[START]

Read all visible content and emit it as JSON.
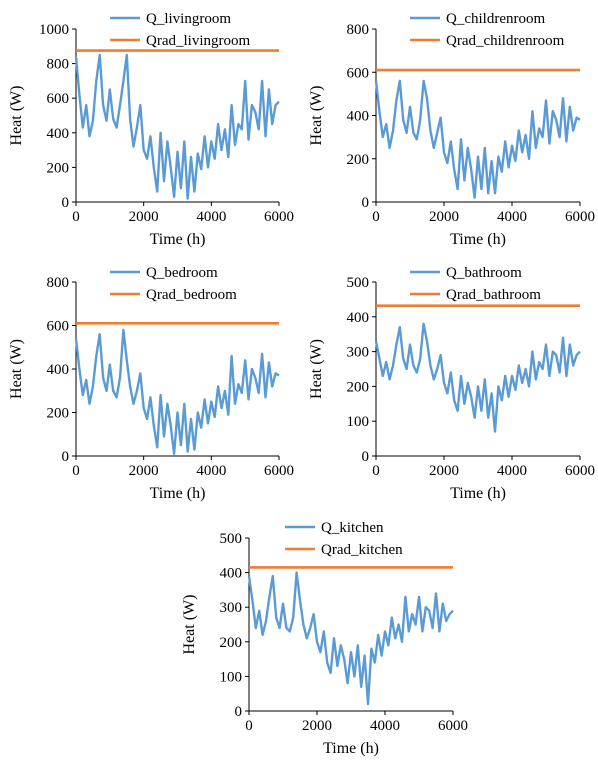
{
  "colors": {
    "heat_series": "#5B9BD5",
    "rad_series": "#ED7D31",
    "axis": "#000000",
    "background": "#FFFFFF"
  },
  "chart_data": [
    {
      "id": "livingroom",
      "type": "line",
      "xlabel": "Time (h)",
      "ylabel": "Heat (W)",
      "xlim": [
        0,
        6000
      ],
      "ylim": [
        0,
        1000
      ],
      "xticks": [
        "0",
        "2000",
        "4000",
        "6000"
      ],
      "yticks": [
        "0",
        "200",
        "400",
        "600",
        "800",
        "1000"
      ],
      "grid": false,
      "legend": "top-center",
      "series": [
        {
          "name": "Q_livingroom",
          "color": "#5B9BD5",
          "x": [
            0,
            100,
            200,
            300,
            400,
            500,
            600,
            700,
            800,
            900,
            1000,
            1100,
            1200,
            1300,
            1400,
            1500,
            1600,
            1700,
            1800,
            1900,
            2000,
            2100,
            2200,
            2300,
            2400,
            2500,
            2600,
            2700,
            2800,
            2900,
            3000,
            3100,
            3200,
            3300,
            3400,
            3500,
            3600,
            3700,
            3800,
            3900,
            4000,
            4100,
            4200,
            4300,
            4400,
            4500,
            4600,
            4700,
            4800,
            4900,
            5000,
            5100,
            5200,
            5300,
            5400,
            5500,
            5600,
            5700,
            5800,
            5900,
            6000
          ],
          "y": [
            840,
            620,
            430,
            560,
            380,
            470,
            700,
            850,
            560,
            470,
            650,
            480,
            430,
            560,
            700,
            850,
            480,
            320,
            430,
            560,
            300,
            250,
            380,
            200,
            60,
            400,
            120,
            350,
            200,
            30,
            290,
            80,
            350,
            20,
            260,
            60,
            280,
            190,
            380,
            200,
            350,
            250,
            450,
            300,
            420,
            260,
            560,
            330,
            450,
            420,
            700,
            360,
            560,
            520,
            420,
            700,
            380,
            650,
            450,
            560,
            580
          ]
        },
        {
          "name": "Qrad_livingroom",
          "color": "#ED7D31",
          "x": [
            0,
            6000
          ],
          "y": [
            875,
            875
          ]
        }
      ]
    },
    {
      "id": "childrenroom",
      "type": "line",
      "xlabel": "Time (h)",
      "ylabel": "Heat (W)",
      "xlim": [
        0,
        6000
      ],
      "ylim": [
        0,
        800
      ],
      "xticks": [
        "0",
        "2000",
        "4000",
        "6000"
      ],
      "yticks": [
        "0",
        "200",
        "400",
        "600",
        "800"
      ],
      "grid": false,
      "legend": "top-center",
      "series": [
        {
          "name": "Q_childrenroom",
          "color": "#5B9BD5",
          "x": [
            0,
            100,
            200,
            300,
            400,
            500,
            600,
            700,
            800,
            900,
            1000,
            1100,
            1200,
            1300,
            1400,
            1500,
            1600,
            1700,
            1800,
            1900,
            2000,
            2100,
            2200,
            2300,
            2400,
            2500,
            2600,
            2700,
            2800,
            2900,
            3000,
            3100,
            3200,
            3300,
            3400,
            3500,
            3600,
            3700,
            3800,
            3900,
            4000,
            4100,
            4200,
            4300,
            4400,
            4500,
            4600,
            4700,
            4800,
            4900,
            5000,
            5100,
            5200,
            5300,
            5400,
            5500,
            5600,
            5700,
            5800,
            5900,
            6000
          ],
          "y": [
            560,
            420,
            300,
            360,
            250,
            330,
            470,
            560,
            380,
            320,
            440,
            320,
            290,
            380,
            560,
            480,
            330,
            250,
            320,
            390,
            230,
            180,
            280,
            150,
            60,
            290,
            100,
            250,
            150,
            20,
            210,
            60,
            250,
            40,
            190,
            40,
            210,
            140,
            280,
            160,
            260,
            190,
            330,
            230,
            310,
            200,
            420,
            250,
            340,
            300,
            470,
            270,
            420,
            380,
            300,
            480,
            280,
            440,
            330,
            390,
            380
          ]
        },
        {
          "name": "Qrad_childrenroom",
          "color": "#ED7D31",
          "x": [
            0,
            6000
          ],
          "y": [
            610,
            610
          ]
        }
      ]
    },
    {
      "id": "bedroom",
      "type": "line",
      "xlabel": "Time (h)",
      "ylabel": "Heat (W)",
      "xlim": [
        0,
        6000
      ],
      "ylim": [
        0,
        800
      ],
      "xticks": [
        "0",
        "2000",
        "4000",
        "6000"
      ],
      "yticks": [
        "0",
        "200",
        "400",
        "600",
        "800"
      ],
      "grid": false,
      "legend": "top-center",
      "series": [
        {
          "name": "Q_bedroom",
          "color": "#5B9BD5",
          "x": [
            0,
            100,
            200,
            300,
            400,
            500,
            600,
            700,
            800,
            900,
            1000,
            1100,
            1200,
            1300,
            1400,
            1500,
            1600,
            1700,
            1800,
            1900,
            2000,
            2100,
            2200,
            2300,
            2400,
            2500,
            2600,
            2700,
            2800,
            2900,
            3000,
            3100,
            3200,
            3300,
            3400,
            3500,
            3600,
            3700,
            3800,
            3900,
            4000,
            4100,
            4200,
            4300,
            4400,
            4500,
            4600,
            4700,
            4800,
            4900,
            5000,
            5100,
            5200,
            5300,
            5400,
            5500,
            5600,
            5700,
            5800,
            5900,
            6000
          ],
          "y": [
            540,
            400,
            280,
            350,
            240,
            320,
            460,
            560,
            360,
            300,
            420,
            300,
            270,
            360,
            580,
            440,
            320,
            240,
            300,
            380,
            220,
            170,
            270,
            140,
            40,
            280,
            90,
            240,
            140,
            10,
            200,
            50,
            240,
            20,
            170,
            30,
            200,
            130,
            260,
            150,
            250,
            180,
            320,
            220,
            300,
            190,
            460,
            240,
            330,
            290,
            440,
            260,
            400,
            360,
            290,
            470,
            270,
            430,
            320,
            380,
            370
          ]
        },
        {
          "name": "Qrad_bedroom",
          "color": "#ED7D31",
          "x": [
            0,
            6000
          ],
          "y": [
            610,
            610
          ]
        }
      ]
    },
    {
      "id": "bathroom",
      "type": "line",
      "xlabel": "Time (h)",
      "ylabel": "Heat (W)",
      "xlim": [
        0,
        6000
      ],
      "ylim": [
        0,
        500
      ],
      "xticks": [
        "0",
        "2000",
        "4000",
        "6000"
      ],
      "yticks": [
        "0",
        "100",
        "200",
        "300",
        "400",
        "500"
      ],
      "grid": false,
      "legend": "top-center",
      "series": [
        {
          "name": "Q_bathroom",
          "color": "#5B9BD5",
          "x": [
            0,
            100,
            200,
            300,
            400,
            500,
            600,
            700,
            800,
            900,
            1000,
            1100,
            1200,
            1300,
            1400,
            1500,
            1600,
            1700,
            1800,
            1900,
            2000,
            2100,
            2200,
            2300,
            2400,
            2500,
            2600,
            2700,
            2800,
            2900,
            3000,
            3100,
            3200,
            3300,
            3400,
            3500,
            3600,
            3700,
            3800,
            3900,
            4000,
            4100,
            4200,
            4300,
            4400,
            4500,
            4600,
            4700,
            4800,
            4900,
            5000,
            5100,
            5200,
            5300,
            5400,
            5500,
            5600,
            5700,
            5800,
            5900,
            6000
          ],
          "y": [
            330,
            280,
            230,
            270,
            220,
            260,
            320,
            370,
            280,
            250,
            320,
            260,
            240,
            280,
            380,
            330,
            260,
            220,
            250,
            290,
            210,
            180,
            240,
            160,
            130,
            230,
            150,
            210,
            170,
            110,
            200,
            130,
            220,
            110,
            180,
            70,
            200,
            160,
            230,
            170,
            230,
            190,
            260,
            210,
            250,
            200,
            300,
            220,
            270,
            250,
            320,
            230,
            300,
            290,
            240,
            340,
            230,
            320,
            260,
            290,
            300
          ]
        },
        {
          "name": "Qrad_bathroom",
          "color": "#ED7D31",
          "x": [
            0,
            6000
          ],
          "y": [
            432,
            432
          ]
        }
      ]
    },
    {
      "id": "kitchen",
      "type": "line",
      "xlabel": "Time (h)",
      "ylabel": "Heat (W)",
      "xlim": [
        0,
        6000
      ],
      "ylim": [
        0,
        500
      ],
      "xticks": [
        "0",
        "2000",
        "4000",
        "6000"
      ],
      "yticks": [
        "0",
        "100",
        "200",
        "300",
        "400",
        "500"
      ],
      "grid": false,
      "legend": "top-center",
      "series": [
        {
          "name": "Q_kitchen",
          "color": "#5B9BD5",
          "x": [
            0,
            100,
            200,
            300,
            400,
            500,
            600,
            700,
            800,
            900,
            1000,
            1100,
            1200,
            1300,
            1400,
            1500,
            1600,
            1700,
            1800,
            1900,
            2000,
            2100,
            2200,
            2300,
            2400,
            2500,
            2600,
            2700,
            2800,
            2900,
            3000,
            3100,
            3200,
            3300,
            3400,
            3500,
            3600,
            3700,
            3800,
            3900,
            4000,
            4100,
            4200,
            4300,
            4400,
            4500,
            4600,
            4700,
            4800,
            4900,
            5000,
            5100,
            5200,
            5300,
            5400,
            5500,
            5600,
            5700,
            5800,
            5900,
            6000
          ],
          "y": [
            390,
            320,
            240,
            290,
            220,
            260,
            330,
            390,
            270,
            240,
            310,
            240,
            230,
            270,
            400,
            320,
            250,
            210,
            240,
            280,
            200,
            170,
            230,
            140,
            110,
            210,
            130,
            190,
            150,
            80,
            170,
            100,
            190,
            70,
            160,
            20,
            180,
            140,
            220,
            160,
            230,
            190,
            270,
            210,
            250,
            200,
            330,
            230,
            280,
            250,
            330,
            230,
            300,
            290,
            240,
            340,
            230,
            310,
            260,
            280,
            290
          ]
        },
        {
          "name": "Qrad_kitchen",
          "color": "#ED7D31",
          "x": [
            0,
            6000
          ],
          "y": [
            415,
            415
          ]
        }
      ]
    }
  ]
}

[END]
[START]

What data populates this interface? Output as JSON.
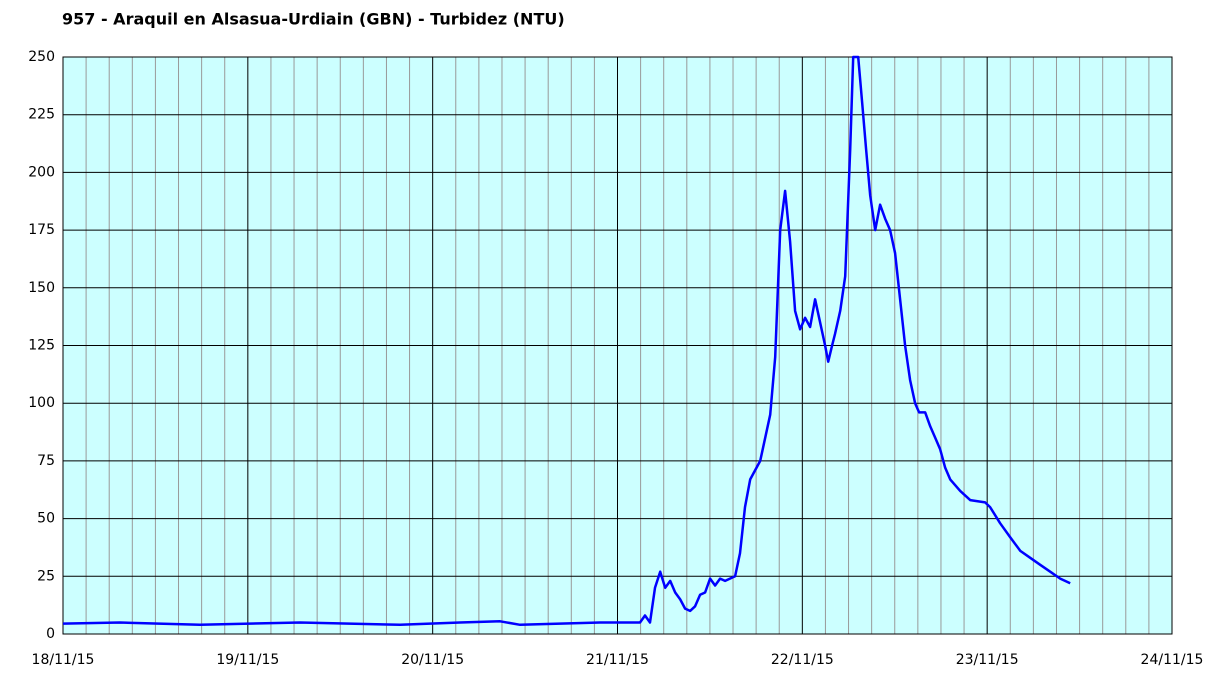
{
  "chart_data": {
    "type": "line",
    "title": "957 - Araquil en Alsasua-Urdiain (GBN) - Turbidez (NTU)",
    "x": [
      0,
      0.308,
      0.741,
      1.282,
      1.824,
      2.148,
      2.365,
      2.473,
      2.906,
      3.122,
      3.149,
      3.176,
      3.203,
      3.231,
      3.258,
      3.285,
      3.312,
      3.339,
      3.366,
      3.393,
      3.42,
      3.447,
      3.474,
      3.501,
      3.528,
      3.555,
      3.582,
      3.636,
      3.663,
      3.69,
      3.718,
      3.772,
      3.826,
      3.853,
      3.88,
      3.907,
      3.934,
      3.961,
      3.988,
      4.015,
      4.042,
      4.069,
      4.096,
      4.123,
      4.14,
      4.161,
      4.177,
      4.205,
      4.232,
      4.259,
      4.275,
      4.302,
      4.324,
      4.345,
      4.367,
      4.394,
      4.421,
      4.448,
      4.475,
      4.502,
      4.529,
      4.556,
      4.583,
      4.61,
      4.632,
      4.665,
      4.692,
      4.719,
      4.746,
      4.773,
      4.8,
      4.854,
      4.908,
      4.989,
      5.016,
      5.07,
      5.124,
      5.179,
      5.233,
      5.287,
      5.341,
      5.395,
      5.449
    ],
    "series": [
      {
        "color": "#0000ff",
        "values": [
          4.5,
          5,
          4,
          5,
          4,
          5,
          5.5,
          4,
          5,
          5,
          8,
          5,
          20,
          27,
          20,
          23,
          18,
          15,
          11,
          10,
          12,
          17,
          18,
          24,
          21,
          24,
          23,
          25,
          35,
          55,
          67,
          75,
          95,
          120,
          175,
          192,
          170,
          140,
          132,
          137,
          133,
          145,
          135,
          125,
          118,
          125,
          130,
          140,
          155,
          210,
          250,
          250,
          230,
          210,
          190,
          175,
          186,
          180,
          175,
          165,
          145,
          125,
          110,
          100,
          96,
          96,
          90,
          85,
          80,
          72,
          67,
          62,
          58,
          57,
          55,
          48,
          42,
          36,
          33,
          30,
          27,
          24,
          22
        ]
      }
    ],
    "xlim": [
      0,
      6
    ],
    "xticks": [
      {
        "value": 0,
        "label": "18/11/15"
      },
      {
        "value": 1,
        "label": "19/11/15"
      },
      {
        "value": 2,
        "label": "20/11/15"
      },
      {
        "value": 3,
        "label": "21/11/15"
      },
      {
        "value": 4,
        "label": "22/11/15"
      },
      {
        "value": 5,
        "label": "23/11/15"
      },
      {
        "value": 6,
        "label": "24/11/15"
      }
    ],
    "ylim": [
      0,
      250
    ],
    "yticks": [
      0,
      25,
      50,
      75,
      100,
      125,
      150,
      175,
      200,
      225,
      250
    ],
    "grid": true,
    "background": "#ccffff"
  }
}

[END]

• SET EXERCISE: Within the listing above, copy each line that has the string "name".

• COMPLETE OUTPUT:
          "name": "Q_livingroom",
          "name": "Qrad_livingroom",
          "name": "Q_childrenroom",
          "name": "Qrad_childrenroom",
          "name": "Q_bedroom",
          "name": "Qrad_bedroom",
          "name": "Q_bathroom",
          "name": "Qrad_bathroom",
          "name": "Q_kitchen",
          "name": "Qrad_kitchen",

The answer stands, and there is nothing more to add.